**Your tasks:**
**a)** In the small-cap commentary, what probability does the CME Group's FedWatch Tool show for a 25-basis-point rate cut in September?
**b)** Write out the portion of the small-cap commentary that begins at the words "The markets have felt" and stops after "on the horizon.".
**c)** Render this sentence from the small-cap commentary in Spanish: "A ratio chart is used to compare the performance of two different stocks, asset classes, or indices."

**Excerpted passage:**
By Chris Brown, CIMA®, CRPC™
Vice President — Investments
“That is so fetch!” It’s one of the most memorable lines from “Mean Girls,” the 2004 comedy. The context of “fetch” refers to something as being cool, exciting, fresh, or desirable. Most likely, short for the English term “fetching.” The character Gretchen uses the word “fetch” in hopes that everyone in their school will start using her catch phrase as the new “it” word. This is until Gretchen is verbally backhanded by her high school clique leader, Regina George. “Gretchen, stop trying to make ‘fetch’ happen! It’s not going to happen!”
The markets have felt the same way about the small cap index trying to make “fetch happen” after three years of extreme underperformance, since the beginning of 2021.
The small cap index — companies with a market capitalization between $250 million and $2 billion — had a moment of outperformance over the S&P 500 and NASDAQ in November 2020, which peaked in March of 2021. In hindsight, I would argue that this reversal was the first sign of inflation not being just transitory but an ominous sign to indicate higher rates on the horizon.
For the past 40 months the small cap index, specifically the Russell 2000 (IWM), has been in a down trend when compared to the S&P 500 (SPY) and NASDAQ 100 (QQQ) large cap stocks. This underperformance of the small cap index has left many market participants underinvested and has given way to the overcrowding of investors in mega-cap growth stocks or “The Magnificent 7” (Alphabet, Amazon, Apple, Meta Platforms, Microsoft, NVIDIA and Tesla) stocks.
Over the past few weeks, we have seen a role reversal and breakout of the small cap index versus the S&P 500.
This is indicated in the ratio chart below. The charts show the IWM divided by the S&P 500 ETF, SPY. A ratio chart is used to compare the performance of two different stocks, asset classes, or indices. Simply, we just divide the price of one index by the price of another. Based on the ratio chart below, IWM’s price has recently broken above the downward sloping trendline. The longer IWM stays above the trendline channel, the stickier the trend reversal can become.
Over the past 3 weeks the markets have seen a massive rotation from large cap equities to the small cap index. In July, the IWM and the S&P 600 Small Cap Index (SPSM) has outperformed SPY by 8% and QQQ by 11%. The chart below shows the overall performance of the Russell 2000 (IWM), S&P 600 (SPSM) and the Pacer US Small Caps ETF (CALF) compared to SPY and QQQ during this past July.
Small Cap Catalysts
One catalyst for the Small Cap Index to rally in July came after June’s Consumer Price Index (CPI) July 11 report, which showed a larger slowdown in U.S. inflation than forecasts estimated. The Bureau of Labor Statistics (BLS) reported CPI fell 0.1% in June 2024 (seasonally adjusted). This marked the lowest Month-over-Month (MoM) inflation reading since June of 2023. The lower-than-forecasted CPI reading led both the stock and bond markets to price in a higher possibility for a September rate cut. The CME Group’s FedWatch Tool displays an 86% chance of a 25 basis points (BPS) rate cut for September, compared to 58% prior to the June CPI report. A near-term interest rate cut points to a more bullish signal for small caps since smaller companies are more impacted by the current interest rate environment compared to their large cap counterparts.

**Rows:**
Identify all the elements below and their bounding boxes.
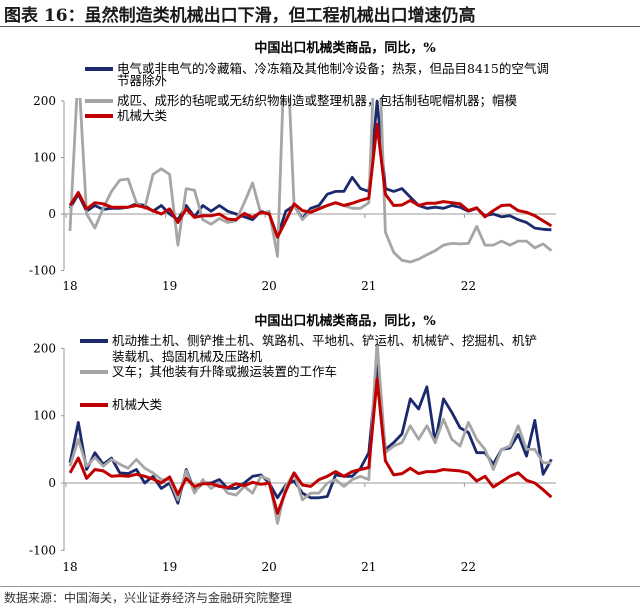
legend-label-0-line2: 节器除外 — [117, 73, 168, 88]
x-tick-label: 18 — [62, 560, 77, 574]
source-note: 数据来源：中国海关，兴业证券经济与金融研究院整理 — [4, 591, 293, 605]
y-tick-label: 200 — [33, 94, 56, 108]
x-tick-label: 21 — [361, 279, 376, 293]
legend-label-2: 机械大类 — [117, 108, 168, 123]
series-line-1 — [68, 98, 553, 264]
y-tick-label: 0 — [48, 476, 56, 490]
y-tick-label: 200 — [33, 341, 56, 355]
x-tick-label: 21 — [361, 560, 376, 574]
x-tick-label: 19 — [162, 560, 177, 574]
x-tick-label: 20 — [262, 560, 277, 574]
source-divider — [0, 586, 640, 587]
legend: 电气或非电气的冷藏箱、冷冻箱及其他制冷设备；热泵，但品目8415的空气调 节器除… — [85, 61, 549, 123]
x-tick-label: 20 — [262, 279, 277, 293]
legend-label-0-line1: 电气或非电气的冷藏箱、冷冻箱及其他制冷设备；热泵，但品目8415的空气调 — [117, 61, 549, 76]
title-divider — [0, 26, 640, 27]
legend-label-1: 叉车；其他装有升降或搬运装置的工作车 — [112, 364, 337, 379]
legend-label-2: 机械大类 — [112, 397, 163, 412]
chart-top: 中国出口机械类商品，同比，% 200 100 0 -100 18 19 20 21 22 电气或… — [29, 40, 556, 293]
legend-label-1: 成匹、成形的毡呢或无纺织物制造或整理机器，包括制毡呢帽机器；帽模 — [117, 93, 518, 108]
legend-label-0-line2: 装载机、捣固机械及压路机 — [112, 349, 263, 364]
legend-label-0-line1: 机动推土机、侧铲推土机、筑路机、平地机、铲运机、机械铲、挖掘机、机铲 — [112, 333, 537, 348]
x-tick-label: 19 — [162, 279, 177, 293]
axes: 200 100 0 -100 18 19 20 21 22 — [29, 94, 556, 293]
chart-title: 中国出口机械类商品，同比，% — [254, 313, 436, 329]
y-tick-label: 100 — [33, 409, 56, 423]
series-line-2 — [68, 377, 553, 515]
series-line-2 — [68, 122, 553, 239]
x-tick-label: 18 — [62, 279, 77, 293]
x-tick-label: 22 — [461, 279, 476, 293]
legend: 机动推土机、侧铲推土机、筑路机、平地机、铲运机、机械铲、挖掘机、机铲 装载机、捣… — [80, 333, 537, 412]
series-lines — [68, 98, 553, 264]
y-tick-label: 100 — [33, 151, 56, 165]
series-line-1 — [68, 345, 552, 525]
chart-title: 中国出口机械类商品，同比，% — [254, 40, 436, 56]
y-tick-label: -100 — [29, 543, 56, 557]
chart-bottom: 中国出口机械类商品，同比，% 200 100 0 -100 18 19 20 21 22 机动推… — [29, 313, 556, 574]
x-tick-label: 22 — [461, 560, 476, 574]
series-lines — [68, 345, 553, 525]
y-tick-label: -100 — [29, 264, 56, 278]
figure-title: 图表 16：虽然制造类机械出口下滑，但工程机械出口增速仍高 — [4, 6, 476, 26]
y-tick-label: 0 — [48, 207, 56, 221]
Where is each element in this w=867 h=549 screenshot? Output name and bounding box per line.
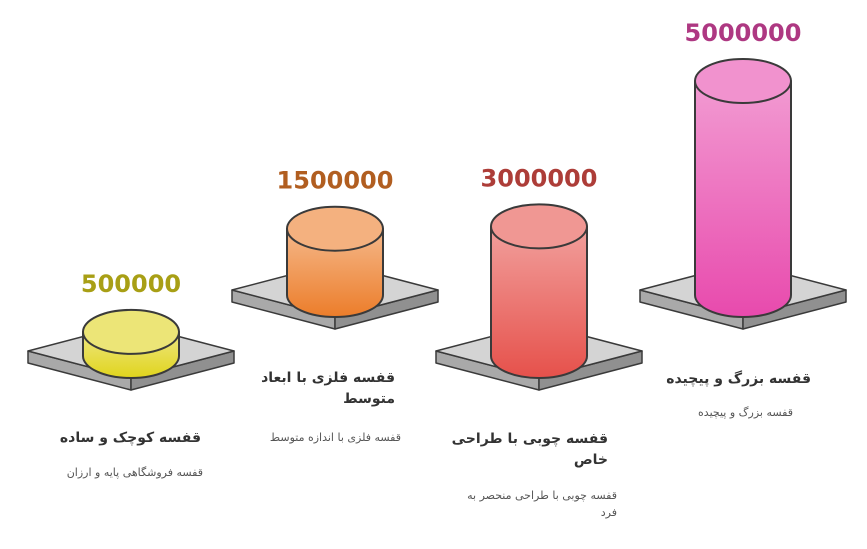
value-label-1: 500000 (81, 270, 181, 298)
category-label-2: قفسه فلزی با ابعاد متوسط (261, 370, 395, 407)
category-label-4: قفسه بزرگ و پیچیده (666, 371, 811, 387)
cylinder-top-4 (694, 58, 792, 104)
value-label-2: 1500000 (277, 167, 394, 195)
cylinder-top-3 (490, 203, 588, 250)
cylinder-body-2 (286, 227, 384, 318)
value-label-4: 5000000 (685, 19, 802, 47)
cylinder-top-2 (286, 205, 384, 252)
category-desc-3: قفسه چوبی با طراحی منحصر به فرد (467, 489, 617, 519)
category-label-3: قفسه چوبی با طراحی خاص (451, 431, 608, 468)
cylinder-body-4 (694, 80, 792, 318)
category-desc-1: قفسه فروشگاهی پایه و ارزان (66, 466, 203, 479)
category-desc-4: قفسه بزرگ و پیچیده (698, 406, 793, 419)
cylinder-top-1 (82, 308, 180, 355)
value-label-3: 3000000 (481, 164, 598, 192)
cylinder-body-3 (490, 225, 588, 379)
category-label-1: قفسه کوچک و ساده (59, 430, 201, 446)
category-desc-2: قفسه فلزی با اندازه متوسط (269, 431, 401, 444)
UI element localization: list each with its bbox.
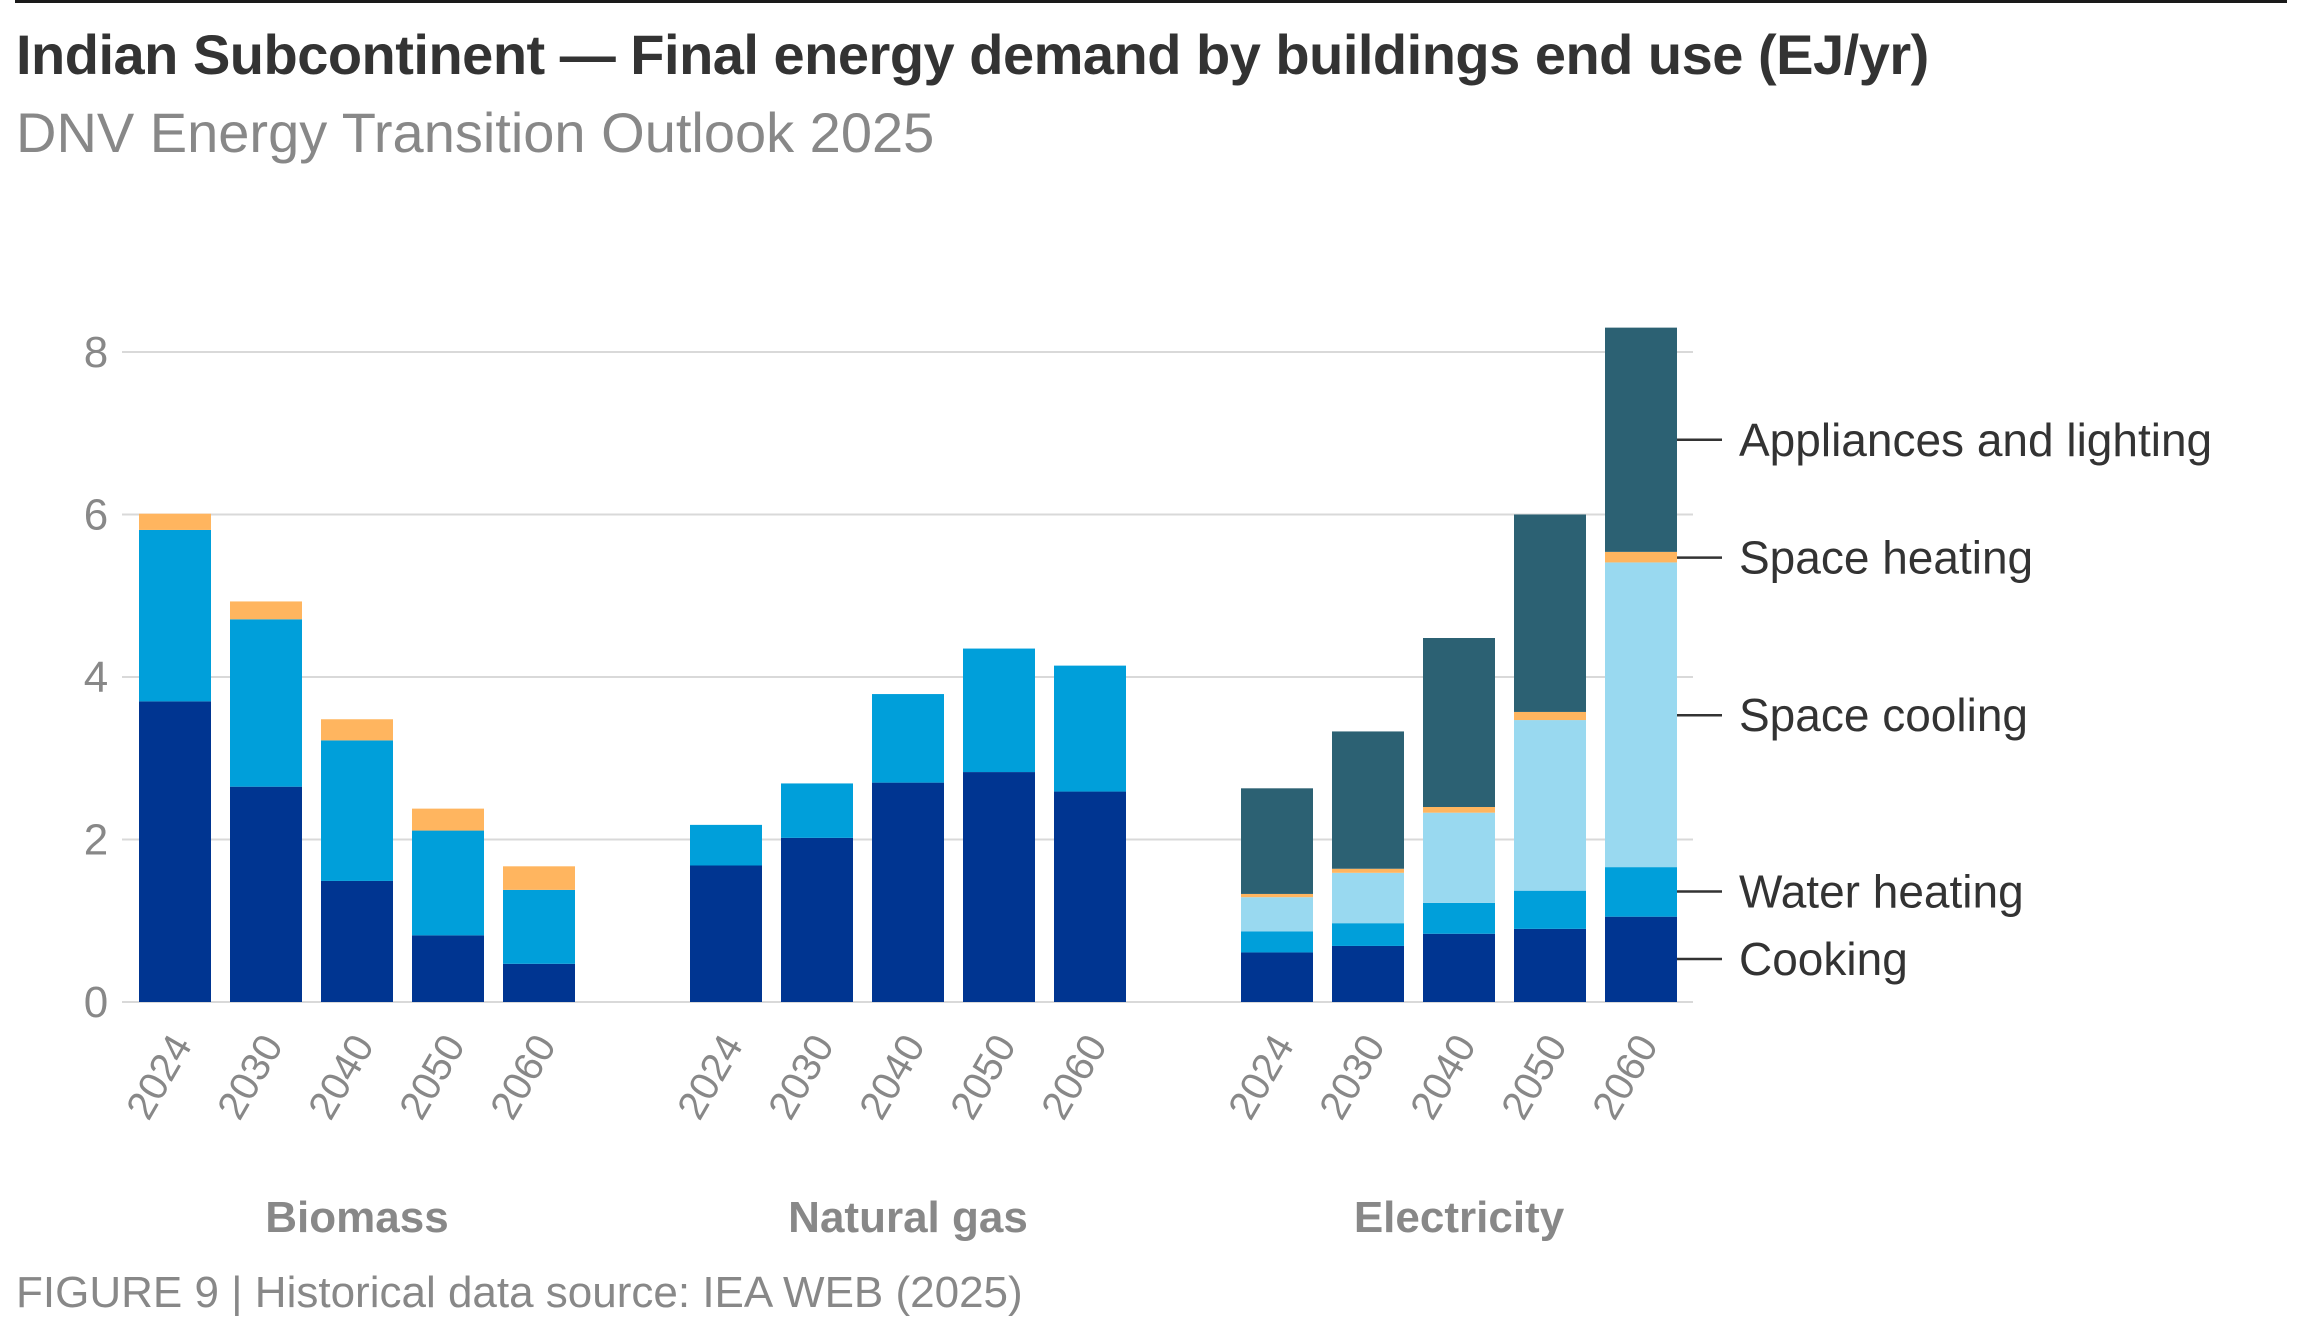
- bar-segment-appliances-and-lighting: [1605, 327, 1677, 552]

**Answers for the tasks:**
**a)** An 86% chance.

**b)**
The markets have felt the same way about the small cap index trying to make “fetch happen” after three years of extreme underperformance, since the beginning of 2021.
The small cap index — companies with a market capitalization between $250 million and $2 billion — had a moment of outperformance over the S&P 500 and NASDAQ in November 2020, which peaked in March of 2021. In hindsight, I would argue that this reversal was the first sign of inflation not being just transitory but an ominous sign to indicate higher rates on the horizon.

**c)** Un gráfico de ratios se utiliza para comparar el rendimiento de dos acciones, clases de activos o índices diferentes.